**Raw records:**
- - -
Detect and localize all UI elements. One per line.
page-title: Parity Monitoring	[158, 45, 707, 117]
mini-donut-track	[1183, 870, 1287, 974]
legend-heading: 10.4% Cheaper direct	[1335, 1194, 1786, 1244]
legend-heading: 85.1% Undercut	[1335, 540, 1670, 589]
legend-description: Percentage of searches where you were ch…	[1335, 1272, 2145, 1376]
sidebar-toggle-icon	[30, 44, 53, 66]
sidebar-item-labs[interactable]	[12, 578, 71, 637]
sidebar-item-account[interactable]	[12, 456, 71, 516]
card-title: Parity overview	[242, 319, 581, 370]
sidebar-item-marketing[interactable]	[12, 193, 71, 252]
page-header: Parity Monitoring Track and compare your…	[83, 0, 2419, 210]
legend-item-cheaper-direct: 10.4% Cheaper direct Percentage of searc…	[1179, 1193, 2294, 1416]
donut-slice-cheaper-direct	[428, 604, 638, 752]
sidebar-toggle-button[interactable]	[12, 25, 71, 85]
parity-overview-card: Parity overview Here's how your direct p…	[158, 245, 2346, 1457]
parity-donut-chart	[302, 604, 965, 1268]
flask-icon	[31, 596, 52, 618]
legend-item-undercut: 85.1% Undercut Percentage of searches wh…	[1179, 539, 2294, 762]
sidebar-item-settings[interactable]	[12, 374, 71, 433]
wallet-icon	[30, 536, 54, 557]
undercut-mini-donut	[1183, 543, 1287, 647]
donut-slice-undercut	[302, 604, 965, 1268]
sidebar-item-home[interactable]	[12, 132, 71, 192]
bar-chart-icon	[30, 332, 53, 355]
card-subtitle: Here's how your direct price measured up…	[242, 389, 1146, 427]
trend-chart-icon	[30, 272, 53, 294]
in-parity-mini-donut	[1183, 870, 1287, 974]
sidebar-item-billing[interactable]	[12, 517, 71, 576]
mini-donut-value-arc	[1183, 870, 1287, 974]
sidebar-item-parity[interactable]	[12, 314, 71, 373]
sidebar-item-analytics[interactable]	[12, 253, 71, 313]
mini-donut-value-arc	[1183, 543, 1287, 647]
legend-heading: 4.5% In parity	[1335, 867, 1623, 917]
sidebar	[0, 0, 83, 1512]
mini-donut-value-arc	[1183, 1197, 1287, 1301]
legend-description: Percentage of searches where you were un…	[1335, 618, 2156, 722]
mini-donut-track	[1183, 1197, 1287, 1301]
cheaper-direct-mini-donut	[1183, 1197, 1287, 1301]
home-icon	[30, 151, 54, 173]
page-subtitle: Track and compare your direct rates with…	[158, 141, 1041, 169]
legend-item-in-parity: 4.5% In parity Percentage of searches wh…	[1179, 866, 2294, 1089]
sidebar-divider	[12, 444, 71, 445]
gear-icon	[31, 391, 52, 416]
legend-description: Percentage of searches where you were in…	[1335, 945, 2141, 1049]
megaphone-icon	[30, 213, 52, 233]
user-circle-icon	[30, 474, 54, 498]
- - -
**Your goal:**
Return the rows above from the first one through the line containing "page-header: Parity Monitoring", both ends included, reproducing each line character for character.

**Result of the task:**
Detect and localize all UI elements. One per line.
page-title: Parity Monitoring	[158, 45, 707, 117]
mini-donut-track	[1183, 870, 1287, 974]
legend-heading: 10.4% Cheaper direct	[1335, 1194, 1786, 1244]
legend-heading: 85.1% Undercut	[1335, 540, 1670, 589]
legend-description: Percentage of searches where you were ch…	[1335, 1272, 2145, 1376]
sidebar-toggle-icon	[30, 44, 53, 66]
sidebar-item-labs[interactable]	[12, 578, 71, 637]
sidebar-item-account[interactable]	[12, 456, 71, 516]
card-title: Parity overview	[242, 319, 581, 370]
sidebar-item-marketing[interactable]	[12, 193, 71, 252]
page-header: Parity Monitoring Track and compare your…	[83, 0, 2419, 210]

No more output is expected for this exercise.